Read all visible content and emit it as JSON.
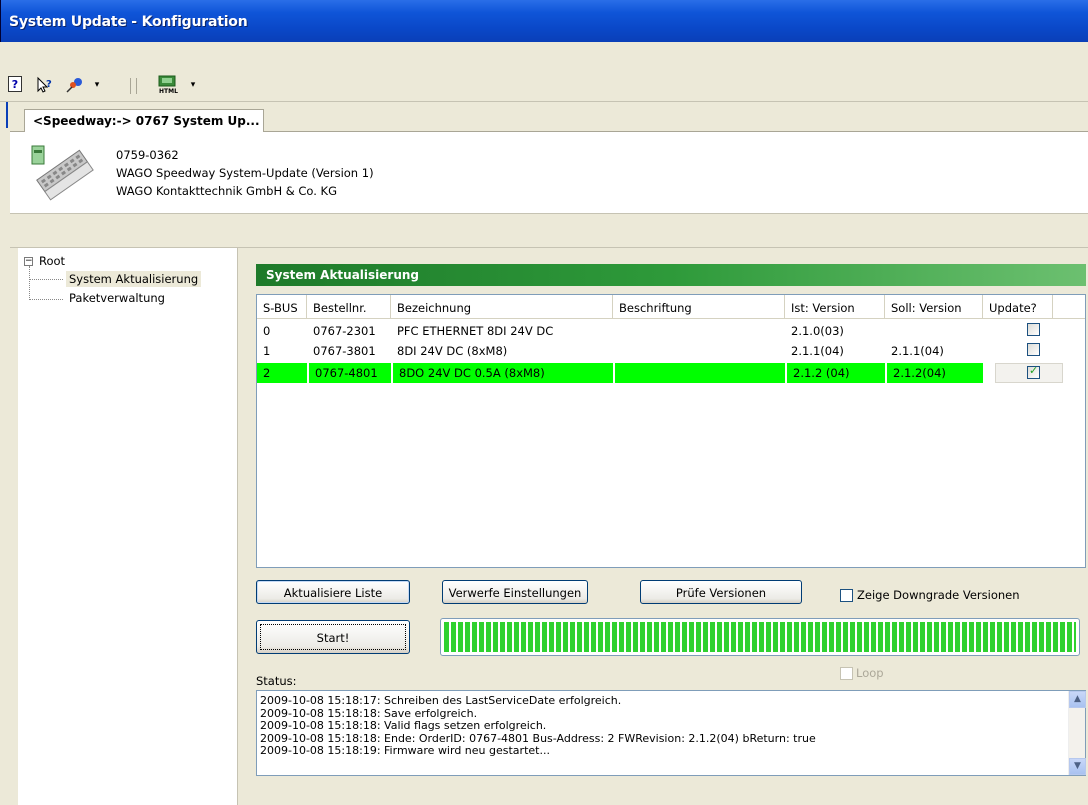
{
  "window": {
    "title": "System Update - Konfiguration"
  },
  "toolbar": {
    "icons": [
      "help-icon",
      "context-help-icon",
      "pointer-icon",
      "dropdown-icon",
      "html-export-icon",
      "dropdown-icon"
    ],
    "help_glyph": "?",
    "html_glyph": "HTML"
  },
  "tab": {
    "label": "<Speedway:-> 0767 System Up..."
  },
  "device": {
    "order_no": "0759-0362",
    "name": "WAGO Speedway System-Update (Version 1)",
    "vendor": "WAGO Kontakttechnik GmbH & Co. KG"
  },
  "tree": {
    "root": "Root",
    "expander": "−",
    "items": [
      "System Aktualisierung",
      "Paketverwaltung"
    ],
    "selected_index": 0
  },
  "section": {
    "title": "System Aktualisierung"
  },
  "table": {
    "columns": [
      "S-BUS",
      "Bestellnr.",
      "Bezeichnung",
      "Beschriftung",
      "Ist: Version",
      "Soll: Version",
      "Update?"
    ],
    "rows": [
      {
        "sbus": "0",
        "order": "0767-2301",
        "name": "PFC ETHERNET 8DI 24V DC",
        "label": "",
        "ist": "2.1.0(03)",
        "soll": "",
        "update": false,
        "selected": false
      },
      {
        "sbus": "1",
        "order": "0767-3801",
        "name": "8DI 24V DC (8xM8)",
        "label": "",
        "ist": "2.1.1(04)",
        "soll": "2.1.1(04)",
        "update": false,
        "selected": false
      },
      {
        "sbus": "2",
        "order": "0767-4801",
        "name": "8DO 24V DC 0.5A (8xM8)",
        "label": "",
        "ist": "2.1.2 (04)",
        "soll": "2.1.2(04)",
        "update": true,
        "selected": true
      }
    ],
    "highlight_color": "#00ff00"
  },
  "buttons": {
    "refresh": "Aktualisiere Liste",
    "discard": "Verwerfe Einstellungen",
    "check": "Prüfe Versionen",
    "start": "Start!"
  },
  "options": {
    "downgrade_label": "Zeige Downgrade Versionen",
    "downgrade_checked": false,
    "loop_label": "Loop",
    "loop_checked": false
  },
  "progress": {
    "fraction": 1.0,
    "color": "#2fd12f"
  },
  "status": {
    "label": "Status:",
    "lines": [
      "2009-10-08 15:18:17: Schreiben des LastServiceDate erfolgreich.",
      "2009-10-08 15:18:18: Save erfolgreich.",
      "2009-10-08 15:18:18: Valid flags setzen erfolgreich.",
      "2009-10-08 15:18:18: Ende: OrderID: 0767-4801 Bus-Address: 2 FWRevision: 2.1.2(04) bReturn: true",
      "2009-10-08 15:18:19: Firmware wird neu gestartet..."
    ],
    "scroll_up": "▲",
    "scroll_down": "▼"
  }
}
════
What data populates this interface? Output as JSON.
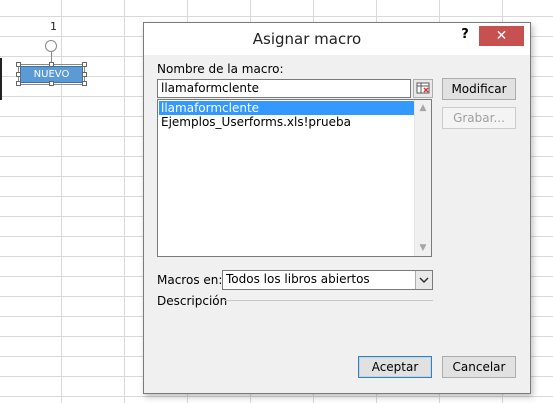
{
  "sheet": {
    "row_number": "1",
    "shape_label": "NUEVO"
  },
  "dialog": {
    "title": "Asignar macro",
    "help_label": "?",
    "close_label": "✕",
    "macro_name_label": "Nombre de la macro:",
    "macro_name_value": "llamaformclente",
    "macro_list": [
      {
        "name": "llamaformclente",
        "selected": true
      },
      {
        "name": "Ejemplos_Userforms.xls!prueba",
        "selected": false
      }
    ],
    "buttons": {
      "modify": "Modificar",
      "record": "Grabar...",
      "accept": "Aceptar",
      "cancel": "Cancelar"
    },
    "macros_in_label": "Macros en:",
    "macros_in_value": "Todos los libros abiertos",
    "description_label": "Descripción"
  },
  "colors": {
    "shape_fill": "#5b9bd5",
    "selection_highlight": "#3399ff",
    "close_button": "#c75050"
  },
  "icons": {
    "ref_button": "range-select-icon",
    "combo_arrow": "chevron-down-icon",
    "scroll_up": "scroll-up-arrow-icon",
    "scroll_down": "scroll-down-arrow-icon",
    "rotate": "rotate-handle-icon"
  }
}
════
#### Work to complete:
Go over the entries above and say how many lines hold the string "erfolgreich", with no other text.

#### Answer for the task:
3